• **TO DO**
Reproduce every one of the records below word for word, keeping each line in its original order.

• **WORKING DATA**
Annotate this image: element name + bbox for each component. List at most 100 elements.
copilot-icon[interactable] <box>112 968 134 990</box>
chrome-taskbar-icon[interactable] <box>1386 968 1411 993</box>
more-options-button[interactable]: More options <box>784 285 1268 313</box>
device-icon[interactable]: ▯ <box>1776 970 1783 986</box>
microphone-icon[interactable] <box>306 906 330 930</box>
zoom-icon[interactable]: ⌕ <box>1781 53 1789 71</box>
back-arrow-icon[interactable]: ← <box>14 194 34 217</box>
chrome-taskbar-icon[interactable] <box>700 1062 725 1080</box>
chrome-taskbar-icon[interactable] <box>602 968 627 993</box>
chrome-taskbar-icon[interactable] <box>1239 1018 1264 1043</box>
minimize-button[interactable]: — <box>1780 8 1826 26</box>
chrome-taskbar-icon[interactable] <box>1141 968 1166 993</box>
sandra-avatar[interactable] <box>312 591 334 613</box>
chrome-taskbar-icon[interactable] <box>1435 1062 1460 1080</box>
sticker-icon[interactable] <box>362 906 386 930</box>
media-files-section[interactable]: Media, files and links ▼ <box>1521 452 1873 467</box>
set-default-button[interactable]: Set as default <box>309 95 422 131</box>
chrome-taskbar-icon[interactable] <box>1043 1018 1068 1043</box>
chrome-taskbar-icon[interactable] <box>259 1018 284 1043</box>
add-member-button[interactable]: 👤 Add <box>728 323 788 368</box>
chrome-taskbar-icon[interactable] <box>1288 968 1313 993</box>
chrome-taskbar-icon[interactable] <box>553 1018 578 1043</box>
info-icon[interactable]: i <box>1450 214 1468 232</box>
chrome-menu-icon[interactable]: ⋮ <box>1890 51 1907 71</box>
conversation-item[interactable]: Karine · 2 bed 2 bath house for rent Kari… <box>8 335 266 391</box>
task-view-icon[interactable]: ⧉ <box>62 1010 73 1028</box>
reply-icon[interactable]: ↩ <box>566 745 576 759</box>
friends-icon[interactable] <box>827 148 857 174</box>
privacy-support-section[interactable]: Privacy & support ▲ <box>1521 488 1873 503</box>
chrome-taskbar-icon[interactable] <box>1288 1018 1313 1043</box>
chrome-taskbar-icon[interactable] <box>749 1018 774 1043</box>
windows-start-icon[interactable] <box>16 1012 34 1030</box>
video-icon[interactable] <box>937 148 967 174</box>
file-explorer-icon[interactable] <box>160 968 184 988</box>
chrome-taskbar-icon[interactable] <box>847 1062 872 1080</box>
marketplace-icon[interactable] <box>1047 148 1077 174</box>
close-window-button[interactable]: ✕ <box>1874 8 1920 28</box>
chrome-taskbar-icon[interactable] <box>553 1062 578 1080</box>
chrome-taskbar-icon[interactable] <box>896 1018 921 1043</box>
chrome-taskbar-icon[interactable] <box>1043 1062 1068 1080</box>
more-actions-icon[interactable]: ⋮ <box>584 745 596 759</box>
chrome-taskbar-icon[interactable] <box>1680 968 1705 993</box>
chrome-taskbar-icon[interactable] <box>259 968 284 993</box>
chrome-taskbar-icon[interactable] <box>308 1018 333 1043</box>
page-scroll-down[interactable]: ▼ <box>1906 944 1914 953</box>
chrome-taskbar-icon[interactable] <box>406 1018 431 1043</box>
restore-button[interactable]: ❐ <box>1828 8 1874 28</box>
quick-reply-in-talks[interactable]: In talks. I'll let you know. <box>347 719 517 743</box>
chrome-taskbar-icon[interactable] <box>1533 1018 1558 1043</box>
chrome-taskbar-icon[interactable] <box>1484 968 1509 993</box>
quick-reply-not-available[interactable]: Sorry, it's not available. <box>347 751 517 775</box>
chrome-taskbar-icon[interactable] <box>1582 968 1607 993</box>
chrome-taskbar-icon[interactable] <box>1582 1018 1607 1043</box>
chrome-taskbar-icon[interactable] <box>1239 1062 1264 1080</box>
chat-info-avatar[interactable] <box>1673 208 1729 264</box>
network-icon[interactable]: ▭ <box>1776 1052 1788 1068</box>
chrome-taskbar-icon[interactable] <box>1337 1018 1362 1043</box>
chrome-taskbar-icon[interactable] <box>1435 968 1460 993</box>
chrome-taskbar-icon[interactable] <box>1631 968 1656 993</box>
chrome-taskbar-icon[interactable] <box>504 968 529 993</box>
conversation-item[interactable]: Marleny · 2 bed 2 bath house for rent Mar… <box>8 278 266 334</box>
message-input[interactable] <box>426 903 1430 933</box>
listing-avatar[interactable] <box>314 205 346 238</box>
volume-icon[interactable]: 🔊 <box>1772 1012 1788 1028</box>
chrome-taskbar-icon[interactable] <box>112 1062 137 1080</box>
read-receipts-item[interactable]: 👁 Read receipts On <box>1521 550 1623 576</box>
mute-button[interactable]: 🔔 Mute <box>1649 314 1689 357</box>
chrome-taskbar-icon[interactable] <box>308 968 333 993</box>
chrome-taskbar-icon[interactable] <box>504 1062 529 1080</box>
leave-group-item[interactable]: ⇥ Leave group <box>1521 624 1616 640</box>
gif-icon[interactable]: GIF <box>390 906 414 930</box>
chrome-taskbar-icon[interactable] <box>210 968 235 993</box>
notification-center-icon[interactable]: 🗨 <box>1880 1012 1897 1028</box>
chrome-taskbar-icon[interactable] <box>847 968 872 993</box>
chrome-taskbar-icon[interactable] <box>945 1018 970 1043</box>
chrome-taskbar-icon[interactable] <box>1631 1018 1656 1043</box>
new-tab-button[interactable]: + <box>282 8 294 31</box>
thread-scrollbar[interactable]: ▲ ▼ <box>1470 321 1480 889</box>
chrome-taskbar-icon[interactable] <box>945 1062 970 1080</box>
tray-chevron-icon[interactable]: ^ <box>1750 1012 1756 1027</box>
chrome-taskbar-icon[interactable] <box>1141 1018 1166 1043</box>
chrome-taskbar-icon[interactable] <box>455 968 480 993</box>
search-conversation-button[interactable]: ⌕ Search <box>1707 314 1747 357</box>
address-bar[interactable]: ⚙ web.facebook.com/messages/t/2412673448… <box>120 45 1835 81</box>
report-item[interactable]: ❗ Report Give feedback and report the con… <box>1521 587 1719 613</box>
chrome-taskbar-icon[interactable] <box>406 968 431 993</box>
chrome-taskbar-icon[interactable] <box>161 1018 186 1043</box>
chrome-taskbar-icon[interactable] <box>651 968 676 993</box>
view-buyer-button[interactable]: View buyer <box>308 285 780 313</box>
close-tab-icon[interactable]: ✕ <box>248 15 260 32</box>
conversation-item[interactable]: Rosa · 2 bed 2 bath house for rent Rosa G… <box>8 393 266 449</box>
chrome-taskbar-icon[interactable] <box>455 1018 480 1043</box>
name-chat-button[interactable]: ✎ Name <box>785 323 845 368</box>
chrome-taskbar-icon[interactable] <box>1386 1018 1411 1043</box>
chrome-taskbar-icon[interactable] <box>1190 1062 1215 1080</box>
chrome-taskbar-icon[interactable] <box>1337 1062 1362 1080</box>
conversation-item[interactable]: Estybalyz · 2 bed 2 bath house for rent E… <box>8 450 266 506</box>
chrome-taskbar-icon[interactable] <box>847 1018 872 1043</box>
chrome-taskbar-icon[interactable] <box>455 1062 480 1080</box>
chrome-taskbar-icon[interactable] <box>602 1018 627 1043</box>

• **TASK SOLUTION**
Annotate this image: element name + bbox for each component. List at most 100 elements.
copilot-icon[interactable] <box>112 968 134 990</box>
chrome-taskbar-icon[interactable] <box>1386 968 1411 993</box>
more-options-button[interactable]: More options <box>784 285 1268 313</box>
device-icon[interactable]: ▯ <box>1776 970 1783 986</box>
microphone-icon[interactable] <box>306 906 330 930</box>
zoom-icon[interactable]: ⌕ <box>1781 53 1789 71</box>
back-arrow-icon[interactable]: ← <box>14 194 34 217</box>
chrome-taskbar-icon[interactable] <box>700 1062 725 1080</box>
chrome-taskbar-icon[interactable] <box>602 968 627 993</box>
chrome-taskbar-icon[interactable] <box>1239 1018 1264 1043</box>
minimize-button[interactable]: — <box>1780 8 1826 26</box>
chrome-taskbar-icon[interactable] <box>1141 968 1166 993</box>
sandra-avatar[interactable] <box>312 591 334 613</box>
chrome-taskbar-icon[interactable] <box>1435 1062 1460 1080</box>
sticker-icon[interactable] <box>362 906 386 930</box>
media-files-section[interactable]: Media, files and links ▼ <box>1521 452 1873 467</box>
set-default-button[interactable]: Set as default <box>309 95 422 131</box>
chrome-taskbar-icon[interactable] <box>1043 1018 1068 1043</box>
chrome-taskbar-icon[interactable] <box>259 1018 284 1043</box>
add-member-button[interactable]: 👤 Add <box>728 323 788 368</box>
chrome-taskbar-icon[interactable] <box>1288 968 1313 993</box>
chrome-taskbar-icon[interactable] <box>553 1018 578 1043</box>
info-icon[interactable]: i <box>1450 214 1468 232</box>
chrome-menu-icon[interactable]: ⋮ <box>1890 51 1907 71</box>
conversation-item[interactable]: Karine · 2 bed 2 bath house for rent Kari… <box>8 335 266 391</box>
task-view-icon[interactable]: ⧉ <box>62 1010 73 1028</box>
reply-icon[interactable]: ↩ <box>566 745 576 759</box>
friends-icon[interactable] <box>827 148 857 174</box>
privacy-support-section[interactable]: Privacy & support ▲ <box>1521 488 1873 503</box>
chrome-taskbar-icon[interactable] <box>1288 1018 1313 1043</box>
chrome-taskbar-icon[interactable] <box>749 1018 774 1043</box>
windows-start-icon[interactable] <box>16 1012 34 1030</box>
video-icon[interactable] <box>937 148 967 174</box>
file-explorer-icon[interactable] <box>160 968 184 988</box>
chrome-taskbar-icon[interactable] <box>847 1062 872 1080</box>
marketplace-icon[interactable] <box>1047 148 1077 174</box>
close-window-button[interactable]: ✕ <box>1874 8 1920 28</box>
chrome-taskbar-icon[interactable] <box>553 1062 578 1080</box>
chrome-taskbar-icon[interactable] <box>896 1018 921 1043</box>
chrome-taskbar-icon[interactable] <box>1043 1062 1068 1080</box>
more-actions-icon[interactable]: ⋮ <box>584 745 596 759</box>
chrome-taskbar-icon[interactable] <box>1680 968 1705 993</box>
chrome-taskbar-icon[interactable] <box>259 968 284 993</box>
chrome-taskbar-icon[interactable] <box>308 1018 333 1043</box>
page-scroll-down[interactable]: ▼ <box>1906 944 1914 953</box>
chrome-taskbar-icon[interactable] <box>406 1018 431 1043</box>
restore-button[interactable]: ❐ <box>1828 8 1874 28</box>
quick-reply-in-talks[interactable]: In talks. I'll let you know. <box>347 719 517 743</box>
chrome-taskbar-icon[interactable] <box>1533 1018 1558 1043</box>
chrome-taskbar-icon[interactable] <box>1484 968 1509 993</box>
quick-reply-not-available[interactable]: Sorry, it's not available. <box>347 751 517 775</box>
chrome-taskbar-icon[interactable] <box>1582 968 1607 993</box>
chrome-taskbar-icon[interactable] <box>1582 1018 1607 1043</box>
chrome-taskbar-icon[interactable] <box>1239 1062 1264 1080</box>
chat-info-avatar[interactable] <box>1673 208 1729 264</box>
network-icon[interactable]: ▭ <box>1776 1052 1788 1068</box>
chrome-taskbar-icon[interactable] <box>1337 1018 1362 1043</box>
chrome-taskbar-icon[interactable] <box>1435 968 1460 993</box>
chrome-taskbar-icon[interactable] <box>1631 968 1656 993</box>
chrome-taskbar-icon[interactable] <box>504 968 529 993</box>
conversation-item[interactable]: Marleny · 2 bed 2 bath house for rent Mar… <box>8 278 266 334</box>
message-input[interactable] <box>426 903 1430 933</box>
listing-avatar[interactable] <box>314 205 346 238</box>
volume-icon[interactable]: 🔊 <box>1772 1012 1788 1028</box>
chrome-taskbar-icon[interactable] <box>112 1062 137 1080</box>
read-receipts-item[interactable]: 👁 Read receipts On <box>1521 550 1623 576</box>
mute-button[interactable]: 🔔 Mute <box>1649 314 1689 357</box>
chrome-taskbar-icon[interactable] <box>308 968 333 993</box>
chrome-taskbar-icon[interactable] <box>504 1062 529 1080</box>
leave-group-item[interactable]: ⇥ Leave group <box>1521 624 1616 640</box>
gif-icon[interactable]: GIF <box>390 906 414 930</box>
chrome-taskbar-icon[interactable] <box>210 968 235 993</box>
notification-center-icon[interactable]: 🗨 <box>1880 1012 1897 1028</box>
chrome-taskbar-icon[interactable] <box>847 968 872 993</box>
chrome-taskbar-icon[interactable] <box>945 1018 970 1043</box>
chrome-taskbar-icon[interactable] <box>1631 1018 1656 1043</box>
new-tab-button[interactable]: + <box>282 8 294 31</box>
thread-scrollbar[interactable]: ▲ ▼ <box>1470 321 1480 889</box>
chrome-taskbar-icon[interactable] <box>945 1062 970 1080</box>
tray-chevron-icon[interactable]: ^ <box>1750 1012 1756 1027</box>
chrome-taskbar-icon[interactable] <box>1141 1018 1166 1043</box>
chrome-taskbar-icon[interactable] <box>455 968 480 993</box>
search-conversation-button[interactable]: ⌕ Search <box>1707 314 1747 357</box>
address-bar[interactable]: ⚙ web.facebook.com/messages/t/2412673448… <box>120 45 1835 81</box>
report-item[interactable]: ❗ Report Give feedback and report the con… <box>1521 587 1719 613</box>
chrome-taskbar-icon[interactable] <box>406 968 431 993</box>
chrome-taskbar-icon[interactable] <box>161 1018 186 1043</box>
chrome-taskbar-icon[interactable] <box>651 968 676 993</box>
view-buyer-button[interactable]: View buyer <box>308 285 780 313</box>
close-tab-icon[interactable]: ✕ <box>248 15 260 32</box>
conversation-item[interactable]: Rosa · 2 bed 2 bath house for rent Rosa G… <box>8 393 266 449</box>
chrome-taskbar-icon[interactable] <box>455 1018 480 1043</box>
name-chat-button[interactable]: ✎ Name <box>785 323 845 368</box>
chrome-taskbar-icon[interactable] <box>1386 1018 1411 1043</box>
chrome-taskbar-icon[interactable] <box>1190 1062 1215 1080</box>
chrome-taskbar-icon[interactable] <box>1337 1062 1362 1080</box>
conversation-item[interactable]: Estybalyz · 2 bed 2 bath house for rent E… <box>8 450 266 506</box>
chrome-taskbar-icon[interactable] <box>847 1018 872 1043</box>
chrome-taskbar-icon[interactable] <box>455 1062 480 1080</box>
chrome-taskbar-icon[interactable] <box>602 1018 627 1043</box>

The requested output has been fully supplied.